Records:

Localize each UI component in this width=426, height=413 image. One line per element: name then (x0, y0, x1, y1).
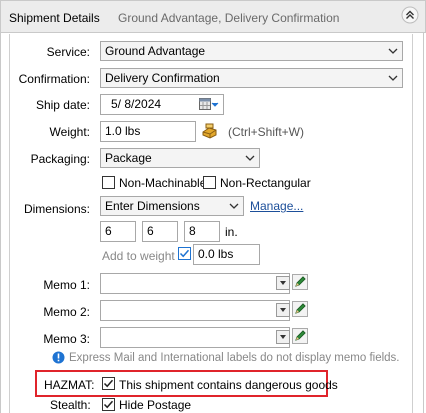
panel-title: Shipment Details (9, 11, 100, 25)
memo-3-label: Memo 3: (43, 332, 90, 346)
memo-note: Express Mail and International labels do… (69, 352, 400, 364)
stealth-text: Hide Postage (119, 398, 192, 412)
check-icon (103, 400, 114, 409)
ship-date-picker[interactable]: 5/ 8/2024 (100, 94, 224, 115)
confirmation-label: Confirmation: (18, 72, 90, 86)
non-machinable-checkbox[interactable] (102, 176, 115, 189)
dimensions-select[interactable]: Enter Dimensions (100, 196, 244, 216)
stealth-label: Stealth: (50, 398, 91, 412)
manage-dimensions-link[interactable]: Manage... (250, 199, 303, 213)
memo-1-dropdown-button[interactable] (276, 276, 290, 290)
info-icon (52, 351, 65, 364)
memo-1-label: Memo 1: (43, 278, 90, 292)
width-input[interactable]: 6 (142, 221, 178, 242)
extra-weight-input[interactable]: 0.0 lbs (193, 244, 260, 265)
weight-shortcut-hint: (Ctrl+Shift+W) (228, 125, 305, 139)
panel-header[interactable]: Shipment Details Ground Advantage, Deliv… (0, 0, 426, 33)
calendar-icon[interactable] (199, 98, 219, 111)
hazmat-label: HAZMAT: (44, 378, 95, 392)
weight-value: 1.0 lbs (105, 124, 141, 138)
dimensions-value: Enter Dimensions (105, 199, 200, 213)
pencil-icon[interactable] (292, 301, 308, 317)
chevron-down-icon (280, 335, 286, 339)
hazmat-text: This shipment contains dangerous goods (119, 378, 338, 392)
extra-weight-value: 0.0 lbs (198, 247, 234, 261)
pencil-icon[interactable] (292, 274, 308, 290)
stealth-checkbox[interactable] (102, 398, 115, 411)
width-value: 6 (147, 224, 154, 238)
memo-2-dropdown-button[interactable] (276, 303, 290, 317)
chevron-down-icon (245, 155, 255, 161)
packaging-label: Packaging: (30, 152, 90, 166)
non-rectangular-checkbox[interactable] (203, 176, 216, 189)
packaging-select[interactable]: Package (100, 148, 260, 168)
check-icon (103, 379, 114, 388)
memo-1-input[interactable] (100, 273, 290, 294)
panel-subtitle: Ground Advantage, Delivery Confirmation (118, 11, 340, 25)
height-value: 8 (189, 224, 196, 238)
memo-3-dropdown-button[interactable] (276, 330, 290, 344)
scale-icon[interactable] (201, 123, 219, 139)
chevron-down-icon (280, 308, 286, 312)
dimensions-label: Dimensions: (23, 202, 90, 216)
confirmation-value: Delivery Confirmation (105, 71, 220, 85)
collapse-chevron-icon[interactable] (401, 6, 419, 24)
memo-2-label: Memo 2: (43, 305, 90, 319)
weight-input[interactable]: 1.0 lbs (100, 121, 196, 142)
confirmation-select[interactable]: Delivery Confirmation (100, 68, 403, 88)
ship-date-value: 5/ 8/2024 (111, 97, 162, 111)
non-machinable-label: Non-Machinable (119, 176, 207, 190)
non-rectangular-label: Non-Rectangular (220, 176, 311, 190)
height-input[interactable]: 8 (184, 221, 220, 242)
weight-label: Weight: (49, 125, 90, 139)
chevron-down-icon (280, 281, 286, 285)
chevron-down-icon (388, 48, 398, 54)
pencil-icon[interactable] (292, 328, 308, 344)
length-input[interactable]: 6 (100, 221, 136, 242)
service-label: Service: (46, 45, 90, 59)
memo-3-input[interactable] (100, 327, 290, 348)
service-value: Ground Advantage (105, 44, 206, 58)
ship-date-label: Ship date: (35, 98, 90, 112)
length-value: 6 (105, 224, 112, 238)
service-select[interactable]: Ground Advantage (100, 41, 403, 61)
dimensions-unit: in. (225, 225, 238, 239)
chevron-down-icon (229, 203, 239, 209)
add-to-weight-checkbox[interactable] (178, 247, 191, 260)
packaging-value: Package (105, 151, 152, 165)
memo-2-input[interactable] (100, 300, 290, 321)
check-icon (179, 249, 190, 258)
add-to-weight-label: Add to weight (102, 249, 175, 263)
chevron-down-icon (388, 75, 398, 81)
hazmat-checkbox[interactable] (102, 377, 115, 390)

---

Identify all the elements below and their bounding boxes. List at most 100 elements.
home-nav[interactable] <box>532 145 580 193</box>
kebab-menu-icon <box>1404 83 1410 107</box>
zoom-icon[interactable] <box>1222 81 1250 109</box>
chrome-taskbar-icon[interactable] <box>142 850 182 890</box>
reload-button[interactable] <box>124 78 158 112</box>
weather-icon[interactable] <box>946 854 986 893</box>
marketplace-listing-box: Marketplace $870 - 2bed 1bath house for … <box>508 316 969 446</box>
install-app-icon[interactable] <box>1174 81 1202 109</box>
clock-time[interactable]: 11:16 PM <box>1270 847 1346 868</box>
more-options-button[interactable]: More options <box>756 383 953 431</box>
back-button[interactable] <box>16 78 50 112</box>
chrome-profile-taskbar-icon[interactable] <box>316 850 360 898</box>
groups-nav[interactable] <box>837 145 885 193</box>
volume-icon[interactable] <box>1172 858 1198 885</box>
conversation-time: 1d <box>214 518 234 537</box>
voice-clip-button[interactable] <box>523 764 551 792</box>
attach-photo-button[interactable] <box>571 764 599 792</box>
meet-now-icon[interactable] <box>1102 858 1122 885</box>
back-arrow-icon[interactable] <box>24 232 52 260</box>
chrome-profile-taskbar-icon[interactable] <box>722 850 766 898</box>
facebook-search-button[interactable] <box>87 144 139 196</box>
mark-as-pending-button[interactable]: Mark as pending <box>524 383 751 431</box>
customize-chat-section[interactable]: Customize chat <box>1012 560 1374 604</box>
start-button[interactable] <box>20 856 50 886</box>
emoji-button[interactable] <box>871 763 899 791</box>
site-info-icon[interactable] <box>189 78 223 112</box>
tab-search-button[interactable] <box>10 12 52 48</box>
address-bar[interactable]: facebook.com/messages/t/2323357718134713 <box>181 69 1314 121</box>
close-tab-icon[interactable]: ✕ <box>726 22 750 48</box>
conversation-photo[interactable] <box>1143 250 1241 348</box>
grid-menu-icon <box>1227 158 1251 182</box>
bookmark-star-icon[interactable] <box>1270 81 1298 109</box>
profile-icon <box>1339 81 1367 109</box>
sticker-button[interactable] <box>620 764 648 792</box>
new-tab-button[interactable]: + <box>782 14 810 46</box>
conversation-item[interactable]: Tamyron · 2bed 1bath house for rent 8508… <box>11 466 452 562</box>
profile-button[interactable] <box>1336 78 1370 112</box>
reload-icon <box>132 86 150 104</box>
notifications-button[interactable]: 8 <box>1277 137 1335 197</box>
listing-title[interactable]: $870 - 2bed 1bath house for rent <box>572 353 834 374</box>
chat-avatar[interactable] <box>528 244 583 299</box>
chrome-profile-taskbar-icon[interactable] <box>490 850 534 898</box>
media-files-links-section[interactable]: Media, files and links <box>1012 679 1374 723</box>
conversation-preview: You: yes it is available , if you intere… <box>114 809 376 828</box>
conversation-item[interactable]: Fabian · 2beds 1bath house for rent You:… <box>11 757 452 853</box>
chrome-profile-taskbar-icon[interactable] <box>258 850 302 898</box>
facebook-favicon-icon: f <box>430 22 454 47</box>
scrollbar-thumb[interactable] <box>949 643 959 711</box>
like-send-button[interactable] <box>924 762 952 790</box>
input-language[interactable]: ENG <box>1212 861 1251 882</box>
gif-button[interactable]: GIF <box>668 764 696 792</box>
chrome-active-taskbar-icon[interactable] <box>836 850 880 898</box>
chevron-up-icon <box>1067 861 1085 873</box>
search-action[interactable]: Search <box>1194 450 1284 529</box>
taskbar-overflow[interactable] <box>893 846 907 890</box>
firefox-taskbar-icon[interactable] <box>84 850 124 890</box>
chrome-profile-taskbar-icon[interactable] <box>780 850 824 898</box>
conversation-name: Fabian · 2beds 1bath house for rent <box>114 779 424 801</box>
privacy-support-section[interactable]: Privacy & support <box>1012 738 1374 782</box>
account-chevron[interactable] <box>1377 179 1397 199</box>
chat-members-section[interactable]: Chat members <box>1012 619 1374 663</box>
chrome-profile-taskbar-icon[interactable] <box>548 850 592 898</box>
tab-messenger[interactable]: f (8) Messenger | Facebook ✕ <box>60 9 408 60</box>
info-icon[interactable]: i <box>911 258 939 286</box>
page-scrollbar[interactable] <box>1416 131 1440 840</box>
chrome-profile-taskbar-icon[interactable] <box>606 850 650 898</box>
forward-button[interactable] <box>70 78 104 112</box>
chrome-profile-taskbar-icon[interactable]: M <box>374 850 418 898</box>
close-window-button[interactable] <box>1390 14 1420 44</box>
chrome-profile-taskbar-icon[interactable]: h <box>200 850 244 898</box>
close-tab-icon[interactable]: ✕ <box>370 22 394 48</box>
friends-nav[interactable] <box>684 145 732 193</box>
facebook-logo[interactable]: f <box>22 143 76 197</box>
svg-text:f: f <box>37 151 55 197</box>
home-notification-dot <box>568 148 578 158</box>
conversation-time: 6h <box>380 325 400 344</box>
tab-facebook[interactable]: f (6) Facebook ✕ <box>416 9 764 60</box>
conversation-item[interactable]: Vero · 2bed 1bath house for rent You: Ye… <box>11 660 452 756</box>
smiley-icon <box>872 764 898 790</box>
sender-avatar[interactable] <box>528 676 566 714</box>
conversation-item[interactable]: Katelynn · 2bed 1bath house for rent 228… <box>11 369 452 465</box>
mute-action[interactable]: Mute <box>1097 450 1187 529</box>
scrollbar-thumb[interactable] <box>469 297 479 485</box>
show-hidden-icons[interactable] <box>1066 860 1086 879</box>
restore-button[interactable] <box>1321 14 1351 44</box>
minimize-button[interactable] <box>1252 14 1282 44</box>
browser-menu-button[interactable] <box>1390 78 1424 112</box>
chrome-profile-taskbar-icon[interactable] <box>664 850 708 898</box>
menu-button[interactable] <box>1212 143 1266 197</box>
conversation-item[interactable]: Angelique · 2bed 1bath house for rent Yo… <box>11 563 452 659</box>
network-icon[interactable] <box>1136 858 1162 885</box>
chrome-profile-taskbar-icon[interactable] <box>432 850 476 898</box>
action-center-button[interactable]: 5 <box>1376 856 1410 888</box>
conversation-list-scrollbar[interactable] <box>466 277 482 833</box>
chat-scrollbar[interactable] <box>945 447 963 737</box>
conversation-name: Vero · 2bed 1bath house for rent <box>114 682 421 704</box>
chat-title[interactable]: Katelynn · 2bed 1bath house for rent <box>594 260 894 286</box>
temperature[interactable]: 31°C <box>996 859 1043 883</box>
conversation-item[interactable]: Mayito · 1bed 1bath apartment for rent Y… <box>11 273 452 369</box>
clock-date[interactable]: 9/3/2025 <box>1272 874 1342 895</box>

--

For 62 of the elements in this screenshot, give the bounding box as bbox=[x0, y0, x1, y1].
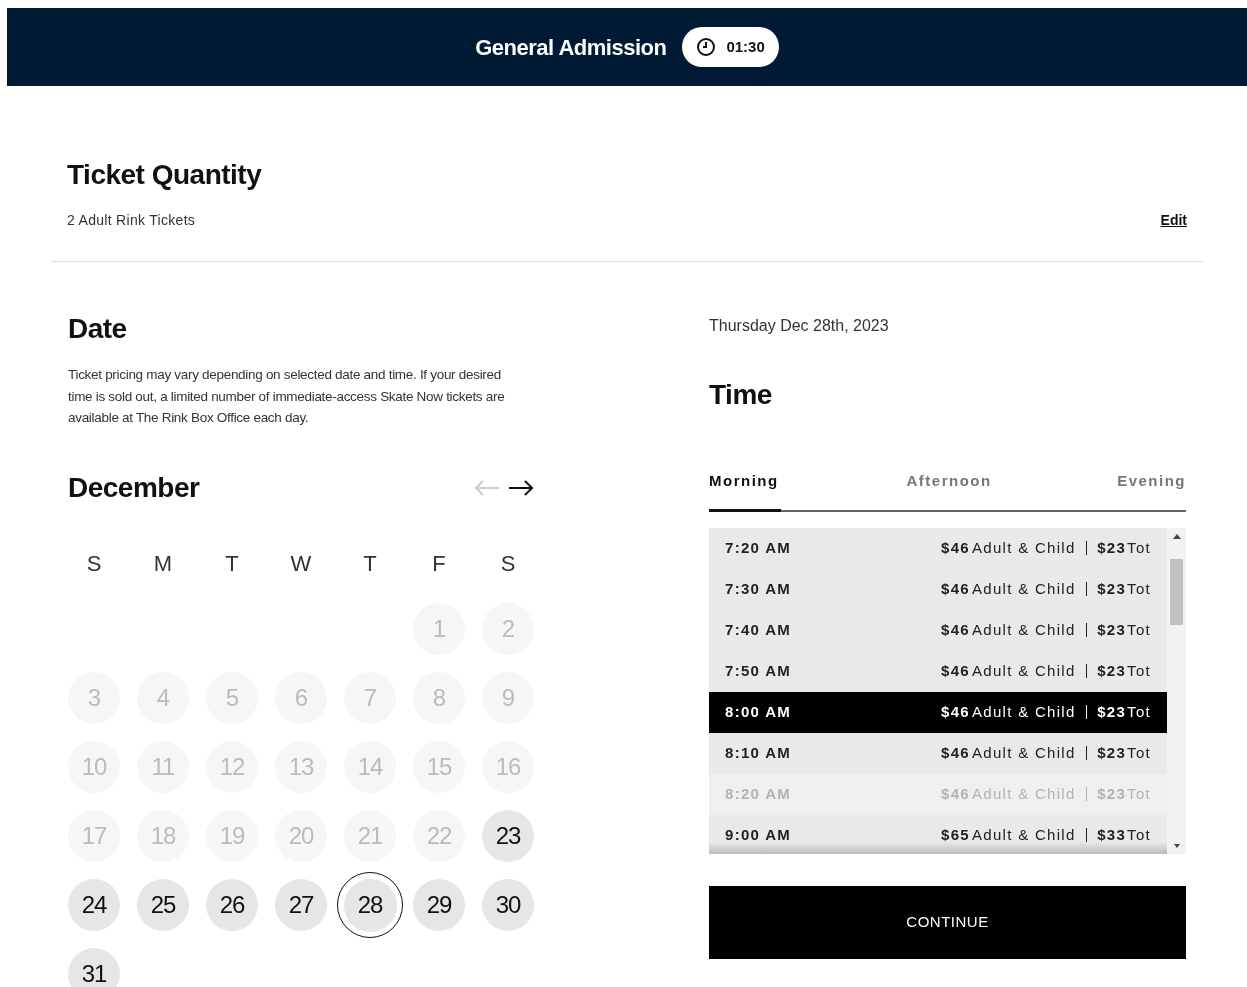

Exercise prompt:
Could you edit the stretch of records from the line containing "Localize each UI" through the line containing "check-icon (103, 400, 114, 409)" by replacing "Shipment" with "Delivery" and changing nothing else? Leave the pictures out of your answer.

Full answer:
Localize each UI component in this width=426, height=413 image. One line per element: name then (x0, y0, x1, y1).
panel-title: Delivery Details (9, 11, 100, 25)
memo-3-label: Memo 3: (43, 332, 90, 346)
memo-note: Express Mail and International labels do… (69, 352, 400, 364)
stealth-text: Hide Postage (119, 398, 192, 412)
check-icon (103, 400, 114, 409)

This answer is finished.